→ DIRECTIVE:
Pull out every line with the word "text".
Begin TASK INPUTS
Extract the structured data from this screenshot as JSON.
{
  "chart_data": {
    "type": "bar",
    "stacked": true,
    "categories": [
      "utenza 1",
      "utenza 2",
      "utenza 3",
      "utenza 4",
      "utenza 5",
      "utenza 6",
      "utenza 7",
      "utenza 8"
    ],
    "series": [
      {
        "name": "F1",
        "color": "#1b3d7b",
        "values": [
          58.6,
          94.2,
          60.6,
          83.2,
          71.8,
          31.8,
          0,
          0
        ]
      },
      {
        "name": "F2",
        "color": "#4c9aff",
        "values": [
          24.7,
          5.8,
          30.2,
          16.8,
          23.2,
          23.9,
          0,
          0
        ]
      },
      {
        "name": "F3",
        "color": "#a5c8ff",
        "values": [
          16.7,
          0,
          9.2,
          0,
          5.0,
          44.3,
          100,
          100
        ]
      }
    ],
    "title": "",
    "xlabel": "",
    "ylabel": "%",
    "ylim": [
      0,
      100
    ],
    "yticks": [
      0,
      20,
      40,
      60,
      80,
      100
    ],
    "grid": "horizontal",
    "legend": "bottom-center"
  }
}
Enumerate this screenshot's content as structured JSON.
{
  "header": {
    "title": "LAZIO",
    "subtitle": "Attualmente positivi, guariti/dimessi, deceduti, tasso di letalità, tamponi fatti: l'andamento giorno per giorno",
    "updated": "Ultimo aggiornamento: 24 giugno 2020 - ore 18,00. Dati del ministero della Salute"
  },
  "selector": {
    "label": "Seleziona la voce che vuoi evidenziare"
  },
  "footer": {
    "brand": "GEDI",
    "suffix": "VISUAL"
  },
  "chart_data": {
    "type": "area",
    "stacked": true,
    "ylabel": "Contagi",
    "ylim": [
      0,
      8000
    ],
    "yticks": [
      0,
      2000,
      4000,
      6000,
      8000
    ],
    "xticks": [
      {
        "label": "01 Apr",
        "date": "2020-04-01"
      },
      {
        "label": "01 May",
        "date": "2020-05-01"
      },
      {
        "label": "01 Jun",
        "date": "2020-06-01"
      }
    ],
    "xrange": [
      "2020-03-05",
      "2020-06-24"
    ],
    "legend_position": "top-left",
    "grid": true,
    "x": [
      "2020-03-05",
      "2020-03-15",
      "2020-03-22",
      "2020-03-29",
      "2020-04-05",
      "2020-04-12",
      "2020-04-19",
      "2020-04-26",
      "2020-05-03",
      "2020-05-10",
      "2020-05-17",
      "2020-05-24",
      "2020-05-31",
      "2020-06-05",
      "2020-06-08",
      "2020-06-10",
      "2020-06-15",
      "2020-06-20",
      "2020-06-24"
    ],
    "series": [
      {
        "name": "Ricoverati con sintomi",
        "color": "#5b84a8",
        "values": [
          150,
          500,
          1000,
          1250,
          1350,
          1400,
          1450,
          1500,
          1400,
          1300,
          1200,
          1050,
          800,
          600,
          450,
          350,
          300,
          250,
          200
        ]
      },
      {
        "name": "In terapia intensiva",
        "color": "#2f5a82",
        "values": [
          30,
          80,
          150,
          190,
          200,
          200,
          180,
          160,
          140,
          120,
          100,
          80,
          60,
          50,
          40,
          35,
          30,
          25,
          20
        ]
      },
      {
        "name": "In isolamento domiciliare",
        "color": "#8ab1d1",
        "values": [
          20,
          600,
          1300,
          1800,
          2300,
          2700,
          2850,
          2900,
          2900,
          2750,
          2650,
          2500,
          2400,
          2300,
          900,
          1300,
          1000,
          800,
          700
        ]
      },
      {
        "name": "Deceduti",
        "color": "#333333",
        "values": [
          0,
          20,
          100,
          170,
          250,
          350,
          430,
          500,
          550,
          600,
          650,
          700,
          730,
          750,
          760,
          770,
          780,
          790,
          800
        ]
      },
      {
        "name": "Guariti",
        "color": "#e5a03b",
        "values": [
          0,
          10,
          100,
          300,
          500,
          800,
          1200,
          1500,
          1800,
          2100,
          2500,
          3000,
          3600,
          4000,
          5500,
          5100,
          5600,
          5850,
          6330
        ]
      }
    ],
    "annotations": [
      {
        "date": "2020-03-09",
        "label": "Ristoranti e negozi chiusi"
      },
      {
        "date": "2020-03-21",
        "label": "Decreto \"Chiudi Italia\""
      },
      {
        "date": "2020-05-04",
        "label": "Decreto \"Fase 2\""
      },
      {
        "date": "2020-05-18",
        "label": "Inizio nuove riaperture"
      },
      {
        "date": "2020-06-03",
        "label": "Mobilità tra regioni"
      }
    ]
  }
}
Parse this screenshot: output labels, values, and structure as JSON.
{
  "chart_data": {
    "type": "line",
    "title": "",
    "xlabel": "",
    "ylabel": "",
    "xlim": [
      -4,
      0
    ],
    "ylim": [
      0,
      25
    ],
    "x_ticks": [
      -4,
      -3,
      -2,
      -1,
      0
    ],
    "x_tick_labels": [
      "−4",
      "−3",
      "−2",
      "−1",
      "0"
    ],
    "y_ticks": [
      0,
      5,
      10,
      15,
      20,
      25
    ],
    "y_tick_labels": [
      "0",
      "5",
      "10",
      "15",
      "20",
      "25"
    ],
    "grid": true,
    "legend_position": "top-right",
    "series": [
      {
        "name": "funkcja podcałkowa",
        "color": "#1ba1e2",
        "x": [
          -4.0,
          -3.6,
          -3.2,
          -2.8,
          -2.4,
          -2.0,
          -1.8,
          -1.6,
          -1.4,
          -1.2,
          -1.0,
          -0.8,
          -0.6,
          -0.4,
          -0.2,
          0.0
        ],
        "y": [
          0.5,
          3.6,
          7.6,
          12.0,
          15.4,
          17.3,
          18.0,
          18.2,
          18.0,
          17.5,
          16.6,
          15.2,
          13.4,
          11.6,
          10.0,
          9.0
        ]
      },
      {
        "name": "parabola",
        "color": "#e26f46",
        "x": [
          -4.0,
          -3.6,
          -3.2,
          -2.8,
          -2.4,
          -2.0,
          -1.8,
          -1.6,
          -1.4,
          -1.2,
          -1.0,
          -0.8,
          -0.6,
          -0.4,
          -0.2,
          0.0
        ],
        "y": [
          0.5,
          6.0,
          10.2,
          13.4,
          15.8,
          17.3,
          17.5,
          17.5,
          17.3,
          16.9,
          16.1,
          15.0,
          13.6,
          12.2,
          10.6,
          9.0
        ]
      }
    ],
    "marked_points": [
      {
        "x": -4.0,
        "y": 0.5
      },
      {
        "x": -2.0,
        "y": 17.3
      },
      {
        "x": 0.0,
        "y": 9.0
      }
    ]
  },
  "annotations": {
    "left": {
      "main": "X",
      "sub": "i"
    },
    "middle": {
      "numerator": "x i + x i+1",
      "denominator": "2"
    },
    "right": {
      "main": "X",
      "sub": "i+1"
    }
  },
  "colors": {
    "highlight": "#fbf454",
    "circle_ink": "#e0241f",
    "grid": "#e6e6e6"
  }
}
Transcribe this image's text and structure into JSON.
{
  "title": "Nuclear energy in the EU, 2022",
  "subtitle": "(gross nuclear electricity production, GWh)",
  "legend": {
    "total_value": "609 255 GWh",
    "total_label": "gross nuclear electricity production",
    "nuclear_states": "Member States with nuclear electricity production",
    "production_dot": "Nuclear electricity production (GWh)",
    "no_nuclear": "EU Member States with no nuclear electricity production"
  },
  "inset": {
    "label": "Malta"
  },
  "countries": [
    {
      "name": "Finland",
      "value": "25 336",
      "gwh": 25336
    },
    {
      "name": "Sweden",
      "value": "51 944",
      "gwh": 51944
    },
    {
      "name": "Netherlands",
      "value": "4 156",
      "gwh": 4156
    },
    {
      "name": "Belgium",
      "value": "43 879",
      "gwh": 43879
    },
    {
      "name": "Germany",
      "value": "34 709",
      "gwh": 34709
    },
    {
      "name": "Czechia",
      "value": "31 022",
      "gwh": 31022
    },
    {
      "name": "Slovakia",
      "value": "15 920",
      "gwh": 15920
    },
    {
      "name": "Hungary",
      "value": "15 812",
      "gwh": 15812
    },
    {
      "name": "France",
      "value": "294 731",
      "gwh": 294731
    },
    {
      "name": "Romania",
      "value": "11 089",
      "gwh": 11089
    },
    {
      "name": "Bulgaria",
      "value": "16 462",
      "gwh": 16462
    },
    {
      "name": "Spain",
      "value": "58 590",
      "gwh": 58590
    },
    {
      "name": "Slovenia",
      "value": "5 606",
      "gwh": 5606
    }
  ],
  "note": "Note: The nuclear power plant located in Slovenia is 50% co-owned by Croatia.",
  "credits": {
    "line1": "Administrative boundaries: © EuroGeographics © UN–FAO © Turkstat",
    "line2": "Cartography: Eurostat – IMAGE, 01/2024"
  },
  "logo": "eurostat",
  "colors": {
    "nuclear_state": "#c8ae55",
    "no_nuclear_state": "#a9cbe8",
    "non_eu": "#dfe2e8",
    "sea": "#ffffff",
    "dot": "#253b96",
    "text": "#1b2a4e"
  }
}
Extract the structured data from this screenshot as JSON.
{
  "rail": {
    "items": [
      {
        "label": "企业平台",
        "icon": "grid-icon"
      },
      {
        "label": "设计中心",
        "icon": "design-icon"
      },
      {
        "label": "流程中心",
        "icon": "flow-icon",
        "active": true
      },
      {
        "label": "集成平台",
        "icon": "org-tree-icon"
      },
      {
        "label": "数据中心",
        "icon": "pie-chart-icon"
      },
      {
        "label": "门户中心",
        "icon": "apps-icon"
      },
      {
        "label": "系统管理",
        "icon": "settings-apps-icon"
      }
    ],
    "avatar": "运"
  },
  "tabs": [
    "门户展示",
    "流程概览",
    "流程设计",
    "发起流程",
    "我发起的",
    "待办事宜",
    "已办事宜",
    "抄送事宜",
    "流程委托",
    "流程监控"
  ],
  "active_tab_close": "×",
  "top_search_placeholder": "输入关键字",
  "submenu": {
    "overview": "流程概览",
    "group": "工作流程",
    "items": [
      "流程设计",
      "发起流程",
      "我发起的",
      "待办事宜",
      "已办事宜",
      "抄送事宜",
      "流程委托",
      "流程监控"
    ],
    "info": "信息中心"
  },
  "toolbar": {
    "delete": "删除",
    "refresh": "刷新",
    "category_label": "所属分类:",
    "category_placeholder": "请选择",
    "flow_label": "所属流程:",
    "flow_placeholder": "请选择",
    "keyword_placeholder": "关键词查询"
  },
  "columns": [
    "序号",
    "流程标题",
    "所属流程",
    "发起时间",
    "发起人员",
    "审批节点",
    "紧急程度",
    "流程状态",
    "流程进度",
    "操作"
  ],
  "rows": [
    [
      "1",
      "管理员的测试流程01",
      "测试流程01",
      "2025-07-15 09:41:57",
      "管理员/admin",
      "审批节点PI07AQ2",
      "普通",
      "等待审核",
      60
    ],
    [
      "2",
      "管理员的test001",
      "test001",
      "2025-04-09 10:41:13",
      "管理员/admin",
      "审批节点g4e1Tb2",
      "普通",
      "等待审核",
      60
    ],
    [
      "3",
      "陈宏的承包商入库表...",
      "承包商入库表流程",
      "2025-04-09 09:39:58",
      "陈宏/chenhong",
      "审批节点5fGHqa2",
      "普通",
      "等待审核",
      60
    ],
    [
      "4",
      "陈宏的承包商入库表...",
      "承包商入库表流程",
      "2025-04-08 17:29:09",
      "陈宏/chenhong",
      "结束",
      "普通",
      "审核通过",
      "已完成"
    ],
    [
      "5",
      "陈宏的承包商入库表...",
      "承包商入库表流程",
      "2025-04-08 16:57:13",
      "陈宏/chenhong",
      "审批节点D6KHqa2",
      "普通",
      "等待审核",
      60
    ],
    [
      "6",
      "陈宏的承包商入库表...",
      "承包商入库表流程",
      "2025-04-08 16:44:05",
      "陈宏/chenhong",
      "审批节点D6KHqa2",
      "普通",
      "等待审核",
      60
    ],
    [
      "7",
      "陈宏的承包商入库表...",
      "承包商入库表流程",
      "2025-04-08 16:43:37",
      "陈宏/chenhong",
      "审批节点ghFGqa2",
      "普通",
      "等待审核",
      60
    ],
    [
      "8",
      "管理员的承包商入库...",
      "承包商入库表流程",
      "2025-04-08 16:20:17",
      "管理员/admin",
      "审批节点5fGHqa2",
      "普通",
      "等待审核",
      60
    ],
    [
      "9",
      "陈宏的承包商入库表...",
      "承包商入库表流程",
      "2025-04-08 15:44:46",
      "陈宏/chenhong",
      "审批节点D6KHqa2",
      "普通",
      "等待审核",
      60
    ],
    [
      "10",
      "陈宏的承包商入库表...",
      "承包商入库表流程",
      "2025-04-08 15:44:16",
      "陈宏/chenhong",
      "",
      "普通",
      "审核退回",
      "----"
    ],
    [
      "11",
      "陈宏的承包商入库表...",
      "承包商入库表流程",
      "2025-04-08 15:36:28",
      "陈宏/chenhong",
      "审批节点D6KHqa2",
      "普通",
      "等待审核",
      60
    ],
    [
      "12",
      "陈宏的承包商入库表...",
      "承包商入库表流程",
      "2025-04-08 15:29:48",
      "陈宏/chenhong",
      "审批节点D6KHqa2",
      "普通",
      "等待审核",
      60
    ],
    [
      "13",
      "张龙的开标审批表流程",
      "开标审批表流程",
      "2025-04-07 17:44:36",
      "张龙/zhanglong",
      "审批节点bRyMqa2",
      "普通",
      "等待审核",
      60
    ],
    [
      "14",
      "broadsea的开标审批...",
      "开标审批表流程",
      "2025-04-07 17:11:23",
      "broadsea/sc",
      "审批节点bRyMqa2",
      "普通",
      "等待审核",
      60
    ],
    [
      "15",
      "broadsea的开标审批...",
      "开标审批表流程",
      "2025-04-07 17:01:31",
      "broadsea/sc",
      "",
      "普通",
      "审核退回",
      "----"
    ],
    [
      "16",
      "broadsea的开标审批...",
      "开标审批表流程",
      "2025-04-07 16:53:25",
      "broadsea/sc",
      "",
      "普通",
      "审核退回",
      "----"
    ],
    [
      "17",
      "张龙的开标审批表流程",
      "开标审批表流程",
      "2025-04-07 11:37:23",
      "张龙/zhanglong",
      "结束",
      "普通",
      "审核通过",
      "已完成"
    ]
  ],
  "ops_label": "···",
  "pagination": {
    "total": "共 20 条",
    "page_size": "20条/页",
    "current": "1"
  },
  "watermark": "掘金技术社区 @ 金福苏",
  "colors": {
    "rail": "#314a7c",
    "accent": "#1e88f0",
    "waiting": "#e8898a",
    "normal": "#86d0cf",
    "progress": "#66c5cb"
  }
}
End TASK INPUTS
→ SOLUTION FOR THIS TASK:
Transcribe this image's text and structure into JSON.
    "text": "#1b2a4e"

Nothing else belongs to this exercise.